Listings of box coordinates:

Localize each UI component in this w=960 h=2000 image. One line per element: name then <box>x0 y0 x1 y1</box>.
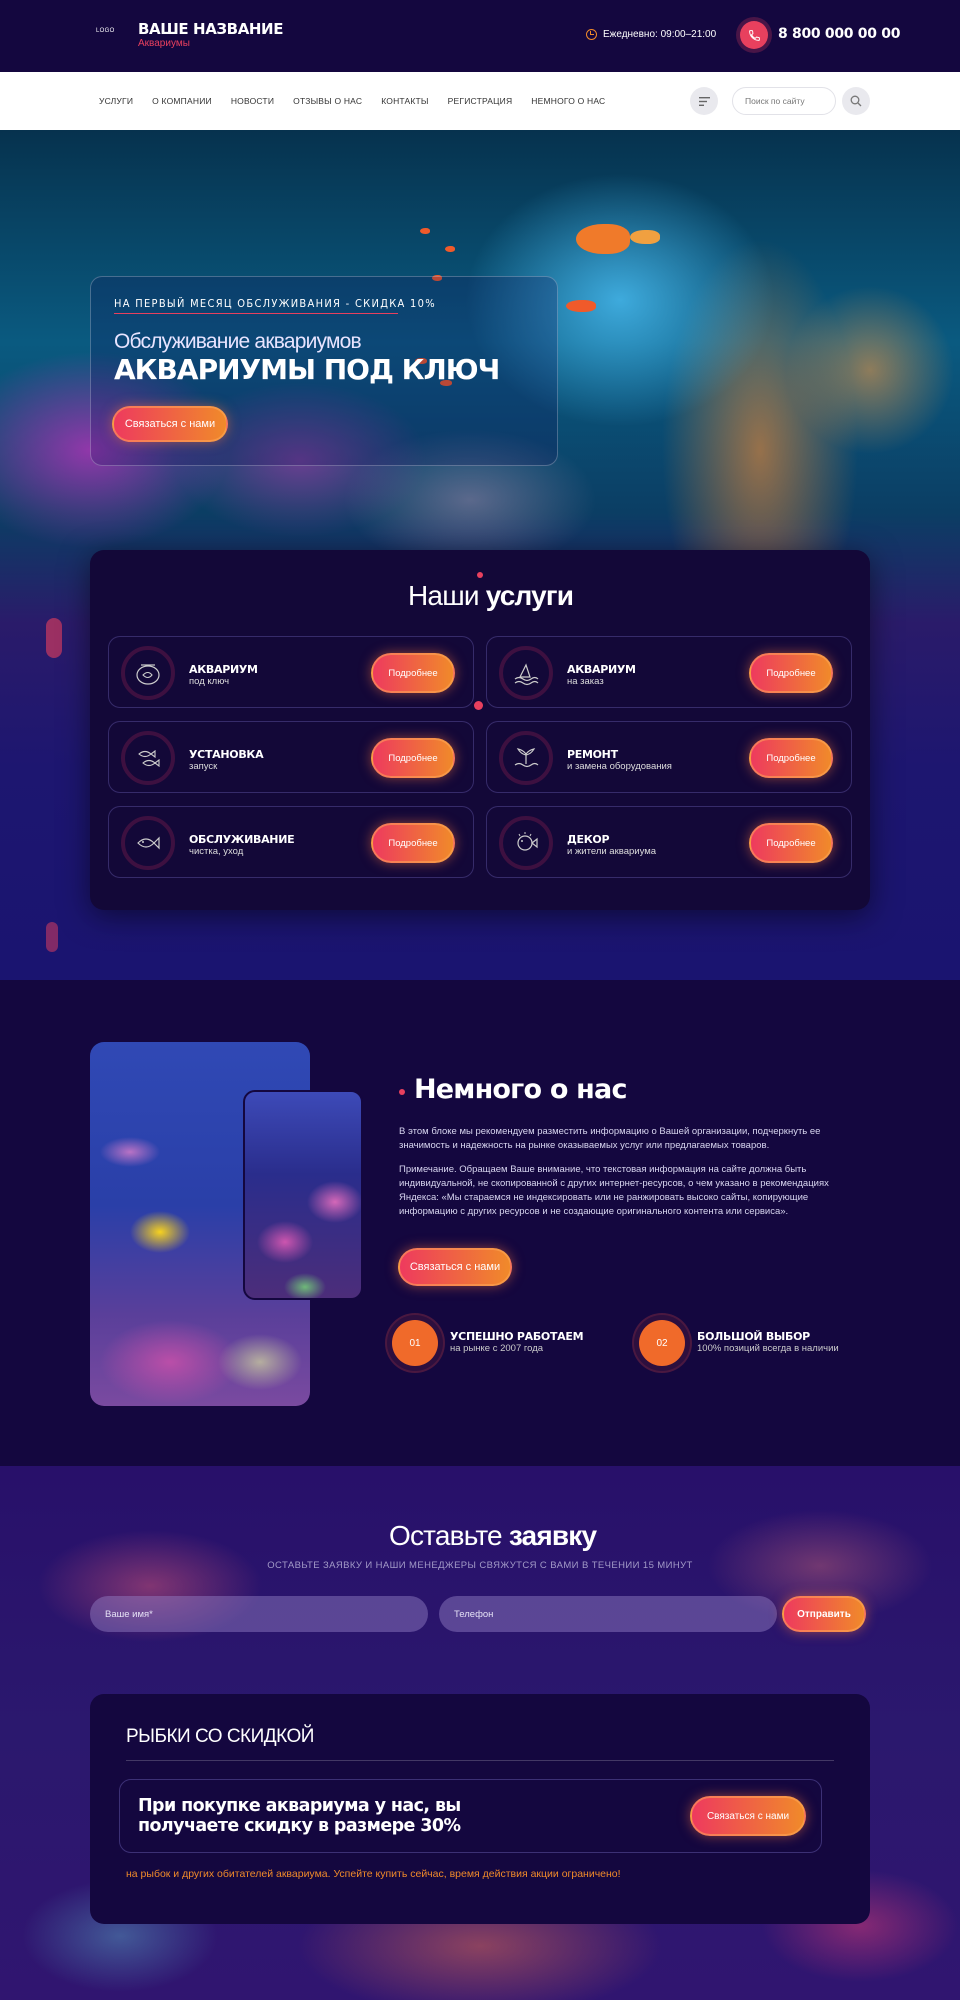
apply-subtitle: Оставьте заявку и наши менеджеры свяжутс… <box>267 1560 693 1571</box>
service-card[interactable]: АКВАРИУМ на заказ Подробнее <box>486 636 852 708</box>
nav-item-news[interactable]: Новости <box>231 96 274 106</box>
logo[interactable]: LOGO <box>96 28 120 34</box>
services-title: Наши услуги <box>408 580 574 612</box>
small-fish-decor <box>420 228 430 234</box>
small-fish-decor <box>566 300 596 312</box>
about-title: Немного о нас <box>414 1074 627 1105</box>
discount-title: РЫБКИ СО СКИДКОЙ <box>126 1726 314 1747</box>
whale-tail-icon <box>499 731 553 785</box>
discount-text: При покупке аквариума у нас, вы получает… <box>138 1796 461 1836</box>
divider <box>126 1760 834 1761</box>
clownfish-decor <box>576 224 630 254</box>
hero-promo: НА ПЕРВЫЙ МЕСЯЦ ОБСЛУЖИВАНИЯ - СКИДКА 10… <box>114 297 436 310</box>
nav-item-registration[interactable]: Регистрация <box>448 96 513 106</box>
search-icon[interactable] <box>842 87 870 115</box>
service-details-button[interactable]: Подробнее <box>371 823 455 863</box>
service-name: АКВАРИУМ <box>567 663 636 676</box>
service-name: РЕМОНТ <box>567 748 618 761</box>
site-subtitle: Аквариумы <box>138 38 190 49</box>
hero-title: АКВАРИУМЫ ПОД КЛЮЧ <box>114 353 500 386</box>
working-hours-text: Ежедневно: 09:00–21:00 <box>603 29 717 40</box>
stat-name: БОЛЬШОЙ ВЫБОР <box>697 1330 810 1343</box>
service-name: ДЕКОР <box>567 833 610 846</box>
discount-contact-button[interactable]: Связаться с нами <box>690 1796 806 1836</box>
fishes-icon <box>121 731 175 785</box>
decor-blob <box>46 922 58 952</box>
puffer-fish-icon <box>499 816 553 870</box>
service-details-button[interactable]: Подробнее <box>749 823 833 863</box>
about-paragraph-1: В этом блоке мы рекомендуем разместить и… <box>399 1126 821 1151</box>
nav-item-about-us[interactable]: Немного о нас <box>531 96 605 106</box>
phone-number[interactable]: 8 800 000 00 00 <box>778 26 900 42</box>
nav-item-about-company[interactable]: О компании <box>152 96 212 106</box>
service-desc: и жители аквариума <box>567 846 657 857</box>
service-desc: и замена оборудования <box>567 761 672 772</box>
service-desc: запуск <box>189 761 218 772</box>
phone-icon[interactable] <box>740 21 768 49</box>
service-details-button[interactable]: Подробнее <box>749 653 833 693</box>
services-title-bold: услуги <box>485 580 574 611</box>
accent-dot <box>477 572 483 578</box>
top-header: LOGO ВАШЕ НАЗВАНИЕ Аквариумы Ежедневно: … <box>0 0 960 72</box>
small-fish-decor <box>445 246 455 252</box>
submit-button[interactable]: Отправить <box>782 1596 866 1632</box>
accent-dot <box>474 701 483 710</box>
stat-name: УСПЕШНО РАБОТАЕМ <box>450 1330 584 1343</box>
service-desc: чистка, уход <box>189 846 244 857</box>
stat-desc: на рынке с 2007 года <box>450 1343 544 1354</box>
fish-icon <box>121 816 175 870</box>
service-desc: под ключ <box>189 676 230 687</box>
service-details-button[interactable]: Подробнее <box>371 738 455 778</box>
service-card[interactable]: АКВАРИУМ под ключ Подробнее <box>108 636 474 708</box>
service-card[interactable]: ДЕКОР и жители аквариума Подробнее <box>486 806 852 878</box>
about-contact-button[interactable]: Связаться с нами <box>398 1248 512 1286</box>
service-card[interactable]: ОБСЛУЖИВАНИЕ чистка, уход Подробнее <box>108 806 474 878</box>
nav-menu: Услуги О компании Новости Отзывы о нас К… <box>99 72 605 130</box>
hero-subtitle: Обслуживание аквариумов <box>114 330 362 353</box>
service-name: ОБСЛУЖИВАНИЕ <box>189 833 295 846</box>
services-title-light: Наши <box>408 580 479 611</box>
filter-menu-icon[interactable] <box>690 87 718 115</box>
service-card[interactable]: РЕМОНТ и замена оборудования Подробнее <box>486 721 852 793</box>
working-hours: Ежедневно: 09:00–21:00 <box>586 29 716 40</box>
apply-title-light: Оставьте <box>389 1520 503 1551</box>
about-photo-small <box>243 1090 363 1300</box>
apply-title-bold: заявку <box>508 1520 597 1551</box>
discount-note: на рыбок и других обитателей аквариума. … <box>126 1868 621 1880</box>
service-details-button[interactable]: Подробнее <box>749 738 833 778</box>
phone-field[interactable] <box>439 1596 777 1632</box>
search-input[interactable] <box>732 87 836 115</box>
service-name: УСТАНОВКА <box>189 748 264 761</box>
shark-icon <box>499 646 553 700</box>
site-title[interactable]: ВАШЕ НАЗВАНИЕ <box>138 20 283 38</box>
hero-contact-button[interactable]: Связаться с нами <box>112 406 228 442</box>
accent-dot <box>399 1089 405 1095</box>
decor-blob <box>46 618 62 658</box>
service-desc: на заказ <box>567 676 604 687</box>
nav-item-services[interactable]: Услуги <box>99 96 133 106</box>
apply-title: Оставьте заявку <box>389 1520 597 1552</box>
clock-icon <box>586 29 597 40</box>
about-paragraph-2: Примечание. Обращаем Ваше внимание, что … <box>399 1164 829 1217</box>
nav-item-reviews[interactable]: Отзывы о нас <box>293 96 362 106</box>
service-card[interactable]: УСТАНОВКА запуск Подробнее <box>108 721 474 793</box>
stat-badge: 02 <box>639 1320 685 1366</box>
nav-item-contacts[interactable]: Контакты <box>381 96 428 106</box>
stat-badge: 01 <box>392 1320 438 1366</box>
service-name: АКВАРИУМ <box>189 663 258 676</box>
stat-desc: 100% позиций всегда в наличии <box>697 1343 839 1354</box>
fishbowl-icon <box>121 646 175 700</box>
promo-underline <box>114 313 398 314</box>
service-details-button[interactable]: Подробнее <box>371 653 455 693</box>
name-field[interactable] <box>90 1596 428 1632</box>
clownfish-tail-decor <box>630 230 660 244</box>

:: Exercise objective ::
Copy all of the lines above word for word, leaving the pictures out.

:: Task response ::
Localize each UI component in this w=960 h=2000 image. One line per element: name then <box>x0 y0 x1 y1</box>.
apply-subtitle: Оставьте заявку и наши менеджеры свяжутс… <box>267 1560 693 1571</box>
service-card[interactable]: АКВАРИУМ на заказ Подробнее <box>486 636 852 708</box>
nav-item-news[interactable]: Новости <box>231 96 274 106</box>
logo[interactable]: LOGO <box>96 28 120 34</box>
services-title: Наши услуги <box>408 580 574 612</box>
small-fish-decor <box>420 228 430 234</box>
small-fish-decor <box>566 300 596 312</box>
about-title: Немного о нас <box>414 1074 627 1105</box>
discount-title: РЫБКИ СО СКИДКОЙ <box>126 1726 314 1747</box>
whale-tail-icon <box>499 731 553 785</box>
discount-text: При покупке аквариума у нас, вы получает… <box>138 1796 461 1836</box>
divider <box>126 1760 834 1761</box>
clownfish-decor <box>576 224 630 254</box>
hero-promo: НА ПЕРВЫЙ МЕСЯЦ ОБСЛУЖИВАНИЯ - СКИДКА 10… <box>114 297 436 310</box>
nav-item-registration[interactable]: Регистрация <box>448 96 513 106</box>
search-icon[interactable] <box>842 87 870 115</box>
service-details-button[interactable]: Подробнее <box>371 823 455 863</box>
service-name: АКВАРИУМ <box>567 663 636 676</box>
service-name: РЕМОНТ <box>567 748 618 761</box>
site-subtitle: Аквариумы <box>138 38 190 49</box>
hero-title: АКВАРИУМЫ ПОД КЛЮЧ <box>114 353 500 386</box>
working-hours-text: Ежедневно: 09:00–21:00 <box>603 29 717 40</box>
stat-name: БОЛЬШОЙ ВЫБОР <box>697 1330 810 1343</box>
service-name: ДЕКОР <box>567 833 610 846</box>
discount-contact-button[interactable]: Связаться с нами <box>690 1796 806 1836</box>
fishes-icon <box>121 731 175 785</box>
decor-blob <box>46 922 58 952</box>
puffer-fish-icon <box>499 816 553 870</box>
service-details-button[interactable]: Подробнее <box>749 823 833 863</box>
about-paragraph-1: В этом блоке мы рекомендуем разместить и… <box>399 1126 821 1151</box>
nav-item-about-us[interactable]: Немного о нас <box>531 96 605 106</box>
phone-number[interactable]: 8 800 000 00 00 <box>778 26 900 42</box>
nav-item-about-company[interactable]: О компании <box>152 96 212 106</box>
service-desc: и жители аквариума <box>567 846 657 857</box>
service-desc: и замена оборудования <box>567 761 672 772</box>
service-desc: запуск <box>189 761 218 772</box>
phone-icon[interactable] <box>740 21 768 49</box>
service-details-button[interactable]: Подробнее <box>749 653 833 693</box>
services-title-bold: услуги <box>485 580 574 611</box>
accent-dot <box>477 572 483 578</box>
top-header: LOGO ВАШЕ НАЗВАНИЕ Аквариумы Ежедневно: … <box>0 0 960 72</box>
small-fish-decor <box>445 246 455 252</box>
submit-button[interactable]: Отправить <box>782 1596 866 1632</box>
accent-dot <box>474 701 483 710</box>
stat-name: УСПЕШНО РАБОТАЕМ <box>450 1330 584 1343</box>
service-desc: чистка, уход <box>189 846 244 857</box>
stat-desc: на рынке с 2007 года <box>450 1343 544 1354</box>
fish-icon <box>121 816 175 870</box>
service-desc: под ключ <box>189 676 230 687</box>
service-details-button[interactable]: Подробнее <box>371 738 455 778</box>
service-card[interactable]: АКВАРИУМ под ключ Подробнее <box>108 636 474 708</box>
service-card[interactable]: ДЕКОР и жители аквариума Подробнее <box>486 806 852 878</box>
about-contact-button[interactable]: Связаться с нами <box>398 1248 512 1286</box>
service-card[interactable]: ОБСЛУЖИВАНИЕ чистка, уход Подробнее <box>108 806 474 878</box>
nav-menu: Услуги О компании Новости Отзывы о нас К… <box>99 72 605 130</box>
hero-subtitle: Обслуживание аквариумов <box>114 330 362 353</box>
service-name: ОБСЛУЖИВАНИЕ <box>189 833 295 846</box>
services-title-light: Наши <box>408 580 479 611</box>
filter-menu-icon[interactable] <box>690 87 718 115</box>
service-card[interactable]: РЕМОНТ и замена оборудования Подробнее <box>486 721 852 793</box>
working-hours: Ежедневно: 09:00–21:00 <box>586 29 716 40</box>
apply-title-light: Оставьте <box>389 1520 503 1551</box>
about-photo-small <box>243 1090 363 1300</box>
apply-title-bold: заявку <box>508 1520 597 1551</box>
discount-note: на рыбок и других обитателей аквариума. … <box>126 1868 621 1880</box>
service-details-button[interactable]: Подробнее <box>749 738 833 778</box>
phone-field[interactable] <box>439 1596 777 1632</box>
search-input[interactable] <box>732 87 836 115</box>
service-name: УСТАНОВКА <box>189 748 264 761</box>
shark-icon <box>499 646 553 700</box>
site-title[interactable]: ВАШЕ НАЗВАНИЕ <box>138 20 283 38</box>
hero-contact-button[interactable]: Связаться с нами <box>112 406 228 442</box>
accent-dot <box>399 1089 405 1095</box>
decor-blob <box>46 618 62 658</box>
service-desc: на заказ <box>567 676 604 687</box>
nav-item-services[interactable]: Услуги <box>99 96 133 106</box>
apply-title: Оставьте заявку <box>389 1520 597 1552</box>
clock-icon <box>586 29 597 40</box>
about-paragraph-2: Примечание. Обращаем Ваше внимание, что … <box>399 1164 829 1217</box>
nav-item-reviews[interactable]: Отзывы о нас <box>293 96 362 106</box>
service-card[interactable]: УСТАНОВКА запуск Подробнее <box>108 721 474 793</box>
stat-badge: 02 <box>639 1320 685 1366</box>
nav-item-contacts[interactable]: Контакты <box>381 96 428 106</box>
stat-badge: 01 <box>392 1320 438 1366</box>
service-name: АКВАРИУМ <box>189 663 258 676</box>
stat-desc: 100% позиций всегда в наличии <box>697 1343 839 1354</box>
fishbowl-icon <box>121 646 175 700</box>
promo-underline <box>114 313 398 314</box>
service-details-button[interactable]: Подробнее <box>371 653 455 693</box>
name-field[interactable] <box>90 1596 428 1632</box>
clownfish-tail-decor <box>630 230 660 244</box>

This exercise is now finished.